### Data listing

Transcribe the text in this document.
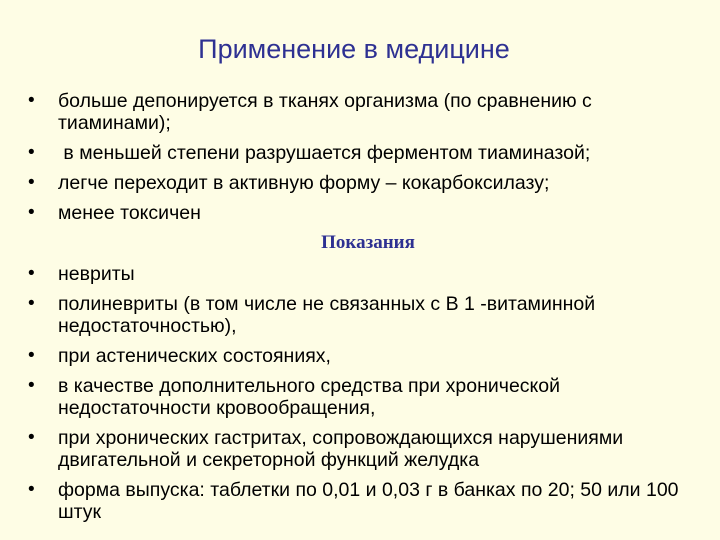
Применение в медицине
•	больше депонируется в тканях организма (по сравнению с тиаминами);
•	в меньшей степени разрушается ферментом тиаминазой;
•	легче переходит в активную форму – кокарбоксилазу;
•	менее токсичен
Показания
•	невриты
•	полиневриты (в том числе не связанных с В 1 -витаминной недостаточностью),
•	при астенических состояниях,
•	в качестве дополнительного средства при хронической недостаточности кровообращения,
•	при хронических гастритах, сопровождающихся нарушениями двигательной и секреторной функций желудка
•	форма выпуска: таблетки по 0,01 и 0,03 г в банках по 20; 50 или 100 штук
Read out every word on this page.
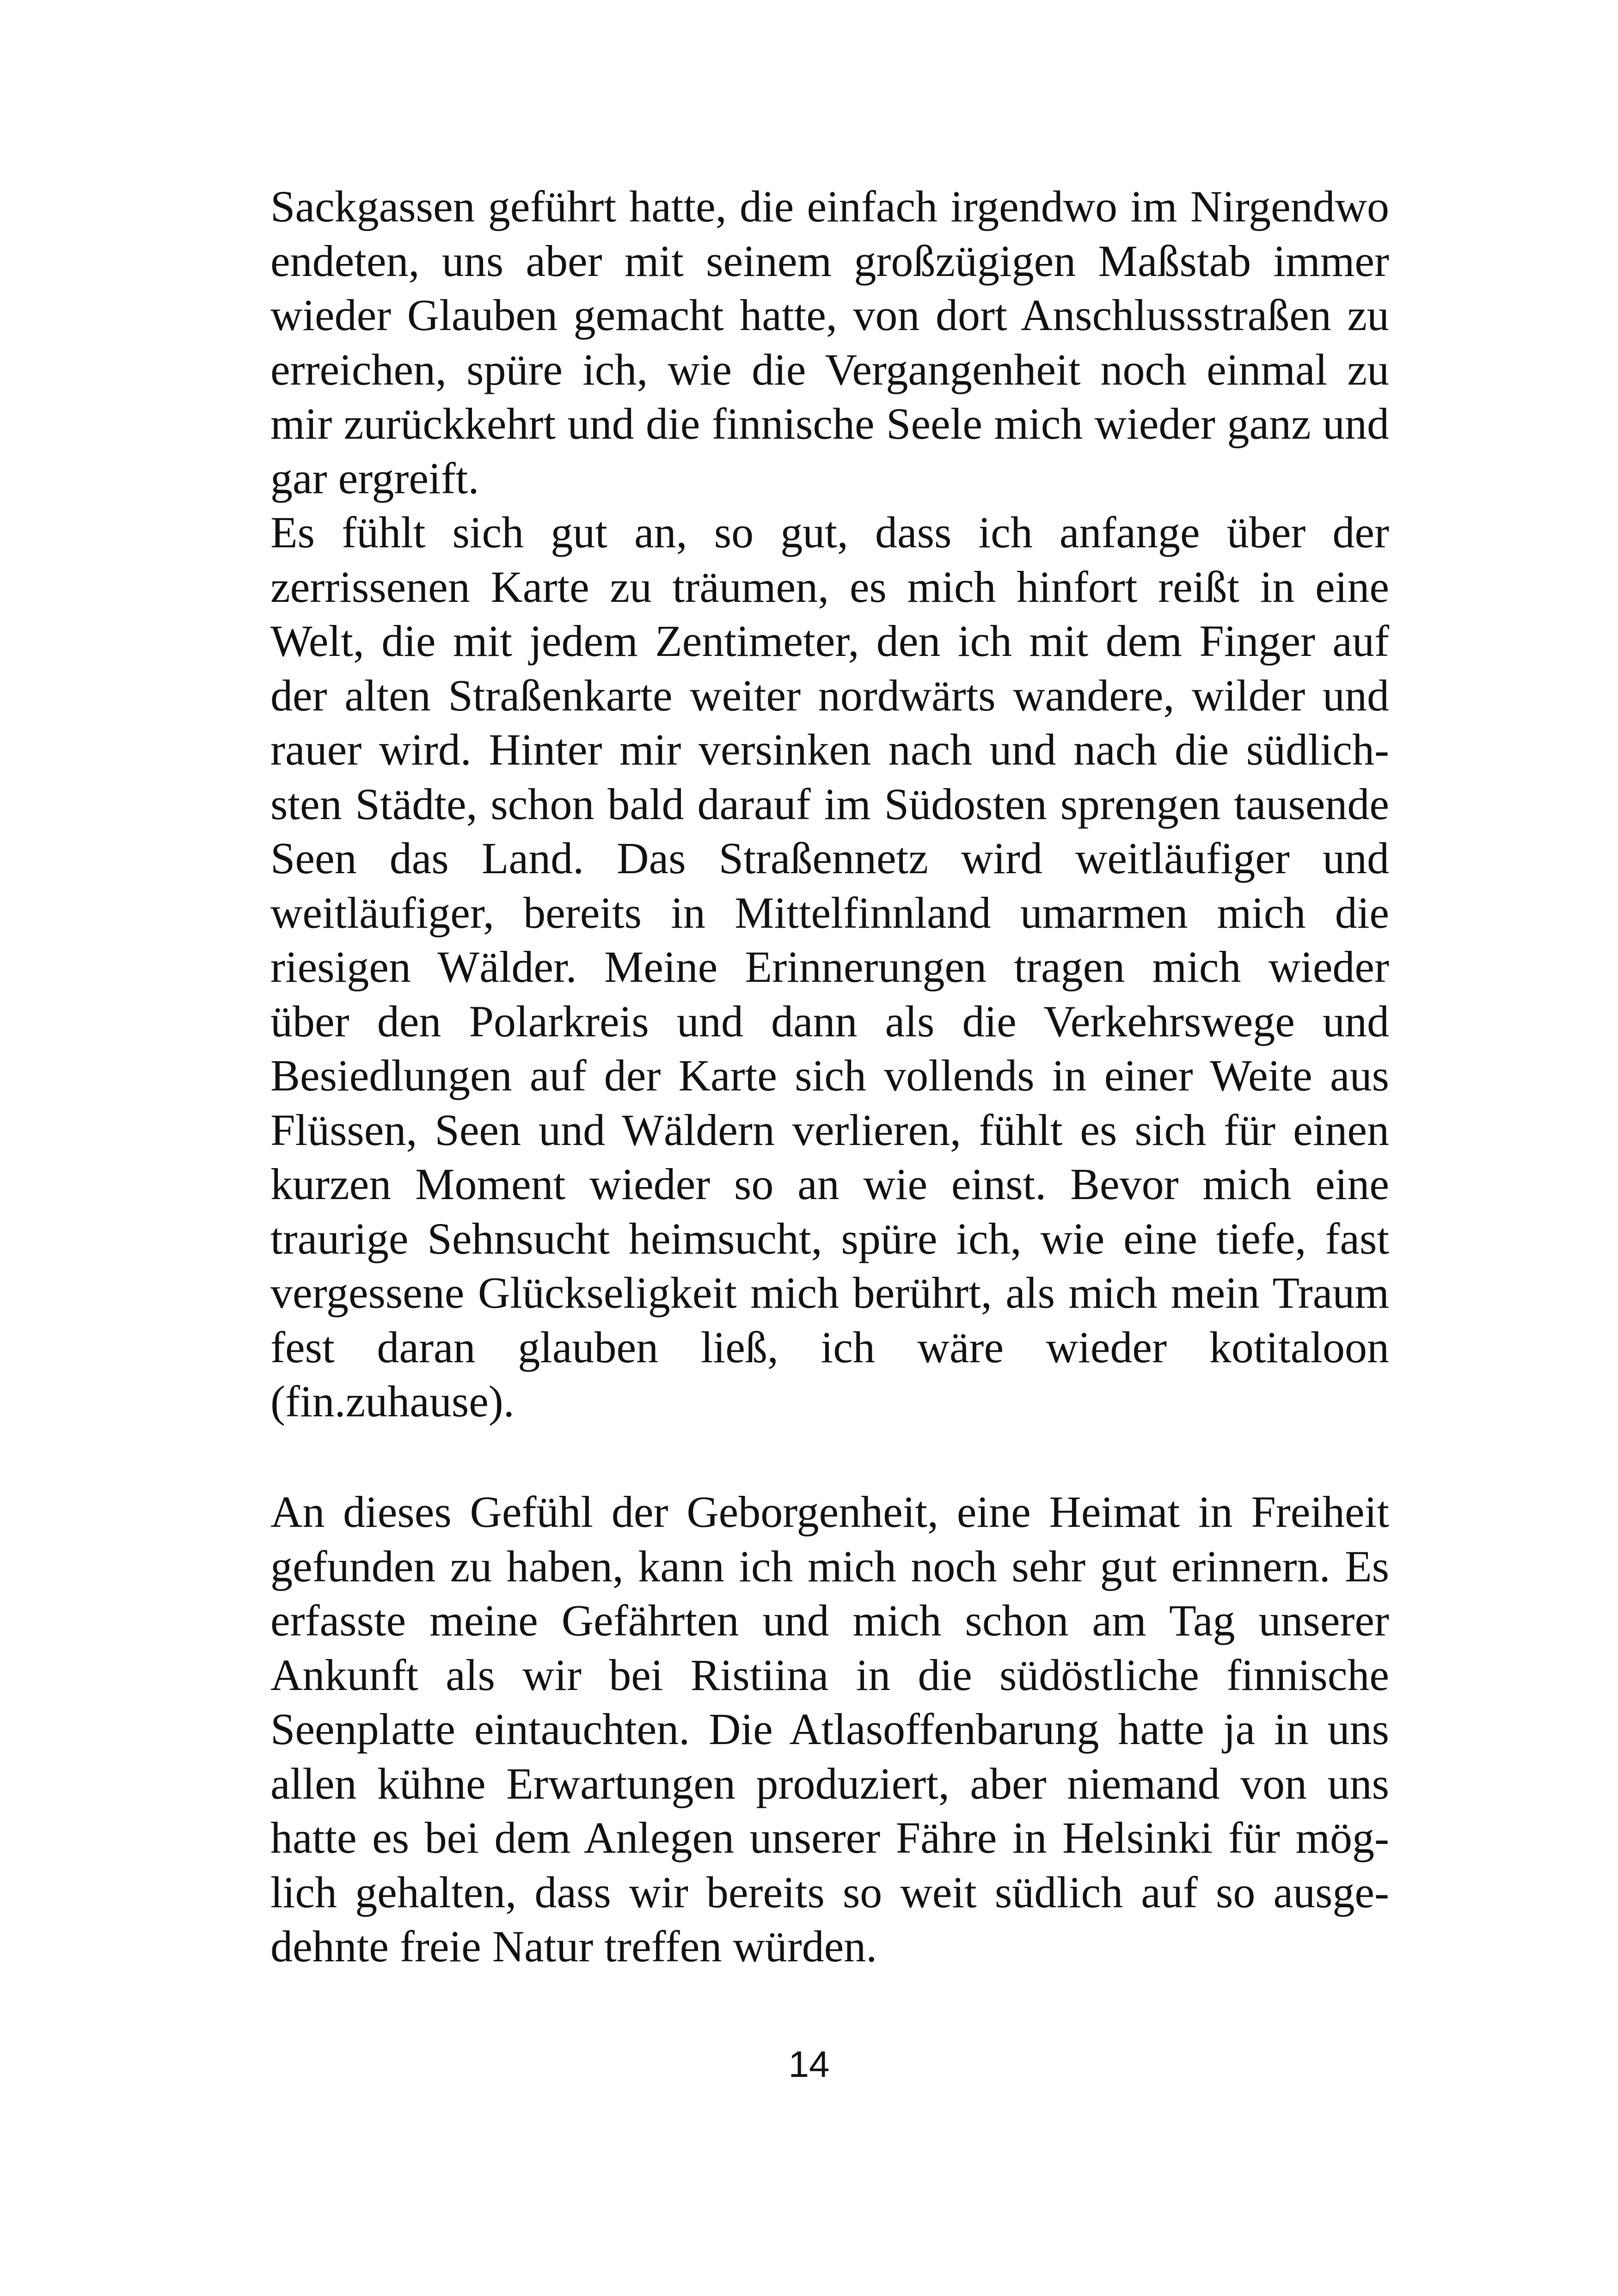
Sackgassen geführt hatte, die einfach irgendwo im Nirgendwo
endeten, uns aber mit seinem großzügigen Maßstab immer
wieder Glauben gemacht hatte, von dort Anschlussstraßen zu
erreichen, spüre ich, wie die Vergangenheit noch einmal zu
mir zurückkehrt und die finnische Seele mich wieder ganz und
gar ergreift.
Es fühlt sich gut an, so gut, dass ich anfange über der
zerrissenen Karte zu träumen, es mich hinfort reißt in eine
Welt, die mit jedem Zentimeter, den ich mit dem Finger auf
der alten Straßenkarte weiter nordwärts wandere, wilder und
rauer wird. Hinter mir versinken nach und nach die südlich-
sten Städte, schon bald darauf im Südosten sprengen tausende
Seen das Land. Das Straßennetz wird weitläufiger und
weitläufiger, bereits in Mittelfinnland umarmen mich die
riesigen Wälder. Meine Erinnerungen tragen mich wieder
über den Polarkreis und dann als die Verkehrswege und
Besiedlungen auf der Karte sich vollends in einer Weite aus
Flüssen, Seen und Wäldern verlieren, fühlt es sich für einen
kurzen Moment wieder so an wie einst. Bevor mich eine
traurige Sehnsucht heimsucht, spüre ich, wie eine tiefe, fast
vergessene Glückseligkeit mich berührt, als mich mein Traum
fest daran glauben ließ, ich wäre wieder kotitaloon
(fin.zuhause).
An dieses Gefühl der Geborgenheit, eine Heimat in Freiheit
gefunden zu haben, kann ich mich noch sehr gut erinnern. Es
erfasste meine Gefährten und mich schon am Tag unserer
Ankunft als wir bei Ristiina in die südöstliche finnische
Seenplatte eintauchten. Die Atlasoffenbarung hatte ja in uns
allen kühne Erwartungen produziert, aber niemand von uns
hatte es bei dem Anlegen unserer Fähre in Helsinki für mög-
lich gehalten, dass wir bereits so weit südlich auf so ausge-
dehnte freie Natur treffen würden.
14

### The task
Begin with the line containing "Read out every word on this page." and end with the final line of the data, printing those lines exactly and only; pictures are left out.

### Exercise answer
Read out every word on this page.
Sackgassen geführt hatte, die einfach irgendwo im Nirgendwo
endeten, uns aber mit seinem großzügigen Maßstab immer
wieder Glauben gemacht hatte, von dort Anschlussstraßen zu
erreichen, spüre ich, wie die Vergangenheit noch einmal zu
mir zurückkehrt und die finnische Seele mich wieder ganz und
gar ergreift.
Es fühlt sich gut an, so gut, dass ich anfange über der
zerrissenen Karte zu träumen, es mich hinfort reißt in eine
Welt, die mit jedem Zentimeter, den ich mit dem Finger auf
der alten Straßenkarte weiter nordwärts wandere, wilder und
rauer wird. Hinter mir versinken nach und nach die südlich-
sten Städte, schon bald darauf im Südosten sprengen tausende
Seen das Land. Das Straßennetz wird weitläufiger und
weitläufiger, bereits in Mittelfinnland umarmen mich die
riesigen Wälder. Meine Erinnerungen tragen mich wieder
über den Polarkreis und dann als die Verkehrswege und
Besiedlungen auf der Karte sich vollends in einer Weite aus
Flüssen, Seen und Wäldern verlieren, fühlt es sich für einen
kurzen Moment wieder so an wie einst. Bevor mich eine
traurige Sehnsucht heimsucht, spüre ich, wie eine tiefe, fast
vergessene Glückseligkeit mich berührt, als mich mein Traum
fest daran glauben ließ, ich wäre wieder kotitaloon
(fin.zuhause).
An dieses Gefühl der Geborgenheit, eine Heimat in Freiheit
gefunden zu haben, kann ich mich noch sehr gut erinnern. Es
erfasste meine Gefährten und mich schon am Tag unserer
Ankunft als wir bei Ristiina in die südöstliche finnische
Seenplatte eintauchten. Die Atlasoffenbarung hatte ja in uns
allen kühne Erwartungen produziert, aber niemand von uns
hatte es bei dem Anlegen unserer Fähre in Helsinki für mög-
lich gehalten, dass wir bereits so weit südlich auf so ausge-
dehnte freie Natur treffen würden.
14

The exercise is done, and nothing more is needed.